____ Exercise data

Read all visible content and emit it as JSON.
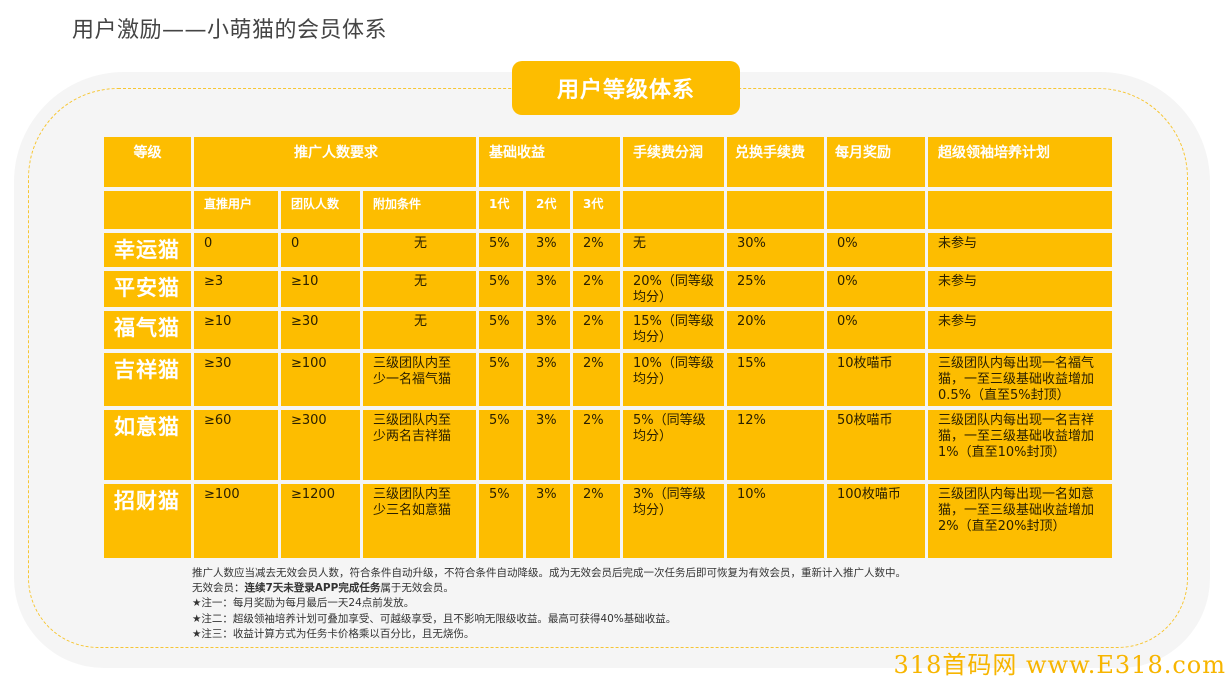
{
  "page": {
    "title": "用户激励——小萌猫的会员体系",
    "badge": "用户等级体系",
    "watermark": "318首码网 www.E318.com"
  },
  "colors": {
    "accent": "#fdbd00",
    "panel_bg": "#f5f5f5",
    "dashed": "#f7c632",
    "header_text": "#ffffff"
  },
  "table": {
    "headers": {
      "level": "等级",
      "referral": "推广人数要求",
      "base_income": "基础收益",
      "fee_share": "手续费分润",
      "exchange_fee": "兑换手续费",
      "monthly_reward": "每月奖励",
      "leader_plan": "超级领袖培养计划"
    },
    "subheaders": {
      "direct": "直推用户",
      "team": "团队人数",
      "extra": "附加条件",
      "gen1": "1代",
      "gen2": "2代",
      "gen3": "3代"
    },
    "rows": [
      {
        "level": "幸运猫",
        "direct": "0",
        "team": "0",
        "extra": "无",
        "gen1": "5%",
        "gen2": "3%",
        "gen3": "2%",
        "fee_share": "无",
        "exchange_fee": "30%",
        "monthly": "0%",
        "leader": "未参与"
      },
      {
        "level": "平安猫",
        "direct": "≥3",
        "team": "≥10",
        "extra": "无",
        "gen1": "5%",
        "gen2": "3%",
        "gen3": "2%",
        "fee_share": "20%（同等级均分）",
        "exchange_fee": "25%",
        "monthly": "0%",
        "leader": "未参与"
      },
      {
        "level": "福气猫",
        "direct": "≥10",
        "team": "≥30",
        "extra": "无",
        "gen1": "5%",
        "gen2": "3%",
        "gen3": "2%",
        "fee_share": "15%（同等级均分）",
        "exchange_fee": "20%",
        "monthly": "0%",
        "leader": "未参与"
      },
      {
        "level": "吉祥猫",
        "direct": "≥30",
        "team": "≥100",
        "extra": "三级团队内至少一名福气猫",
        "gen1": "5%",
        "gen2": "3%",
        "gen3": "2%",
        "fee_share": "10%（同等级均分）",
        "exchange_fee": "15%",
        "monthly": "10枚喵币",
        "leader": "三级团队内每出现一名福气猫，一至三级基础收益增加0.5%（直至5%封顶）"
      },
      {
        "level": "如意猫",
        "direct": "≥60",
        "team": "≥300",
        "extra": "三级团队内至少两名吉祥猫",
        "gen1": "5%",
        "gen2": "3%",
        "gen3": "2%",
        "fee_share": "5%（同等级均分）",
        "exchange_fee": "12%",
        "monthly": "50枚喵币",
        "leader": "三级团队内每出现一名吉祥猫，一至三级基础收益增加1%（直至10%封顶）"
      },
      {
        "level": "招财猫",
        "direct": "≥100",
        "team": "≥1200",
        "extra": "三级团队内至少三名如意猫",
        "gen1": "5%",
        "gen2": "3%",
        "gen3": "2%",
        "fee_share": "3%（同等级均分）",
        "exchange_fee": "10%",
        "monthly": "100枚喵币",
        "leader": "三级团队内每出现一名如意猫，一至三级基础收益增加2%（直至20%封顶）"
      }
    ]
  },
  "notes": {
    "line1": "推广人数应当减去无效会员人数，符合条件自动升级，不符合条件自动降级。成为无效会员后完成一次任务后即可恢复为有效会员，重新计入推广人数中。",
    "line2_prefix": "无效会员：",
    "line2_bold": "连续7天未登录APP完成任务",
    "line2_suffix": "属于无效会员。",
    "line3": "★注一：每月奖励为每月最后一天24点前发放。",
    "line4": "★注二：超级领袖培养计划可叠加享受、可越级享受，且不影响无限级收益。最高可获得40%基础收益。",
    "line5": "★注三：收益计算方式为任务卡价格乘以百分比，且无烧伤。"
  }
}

________

Which lines include the word "extra"? Copy every one of them.

      "extra": "附加条件",
        "extra": "无",
        "extra": "无",
        "extra": "无",
        "extra": "三级团队内至少一名福气猫",
        "extra": "三级团队内至少两名吉祥猫",
        "extra": "三级团队内至少三名如意猫",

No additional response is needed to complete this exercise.